**Task description:** Your task is to repeat all of the data exactly while excluding the pictures.

**** Supplied entries

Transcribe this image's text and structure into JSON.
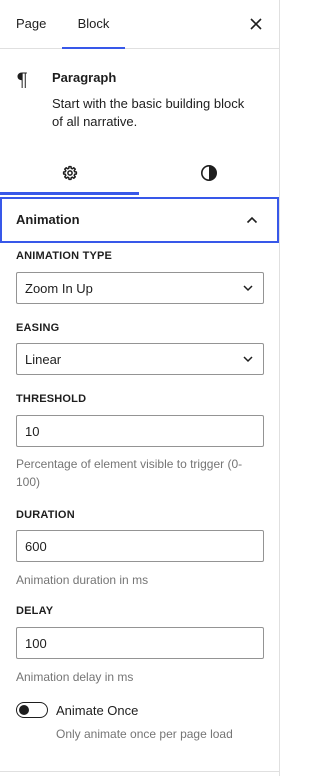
{
  "tabs": {
    "page_label": "Page",
    "block_label": "Block"
  },
  "block_card": {
    "icon": "paragraph-icon",
    "title": "Paragraph",
    "description": "Start with the basic building block of all narrative."
  },
  "sub_tabs": {
    "settings_icon": "gear-icon",
    "styles_icon": "half-circle-contrast-icon"
  },
  "panel": {
    "title": "Animation",
    "expanded": true
  },
  "fields": {
    "animation_type": {
      "label": "Animation Type",
      "value": "Zoom In Up"
    },
    "easing": {
      "label": "Easing",
      "value": "Linear"
    },
    "threshold": {
      "label": "Threshold",
      "value": "10",
      "help": "Percentage of element visible to trigger (0-100)"
    },
    "duration": {
      "label": "Duration",
      "value": "600",
      "help": "Animation duration in ms"
    },
    "delay": {
      "label": "Delay",
      "value": "100",
      "help": "Animation delay in ms"
    }
  },
  "animate_once": {
    "label": "Animate Once",
    "help": "Only animate once per page load",
    "checked": false
  },
  "colors": {
    "accent": "#3858e9",
    "text": "#1e1e1e",
    "muted": "#757575",
    "border": "#949494"
  }
}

********

**Worked solution:**
Transcribe this image's text and structure into JSON.
{
  "tabs": {
    "page_label": "Page",
    "block_label": "Block"
  },
  "block_card": {
    "icon": "paragraph-icon",
    "title": "Paragraph",
    "description": "Start with the basic building block of all narrative."
  },
  "sub_tabs": {
    "settings_icon": "gear-icon",
    "styles_icon": "half-circle-contrast-icon"
  },
  "panel": {
    "title": "Animation",
    "expanded": true
  },
  "fields": {
    "animation_type": {
      "label": "Animation Type",
      "value": "Zoom In Up"
    },
    "easing": {
      "label": "Easing",
      "value": "Linear"
    },
    "threshold": {
      "label": "Threshold",
      "value": "10",
      "help": "Percentage of element visible to trigger (0-100)"
    },
    "duration": {
      "label": "Duration",
      "value": "600",
      "help": "Animation duration in ms"
    },
    "delay": {
      "label": "Delay",
      "value": "100",
      "help": "Animation delay in ms"
    }
  },
  "animate_once": {
    "label": "Animate Once",
    "help": "Only animate once per page load",
    "checked": false
  },
  "colors": {
    "accent": "#3858e9",
    "text": "#1e1e1e",
    "muted": "#757575",
    "border": "#949494"
  }
}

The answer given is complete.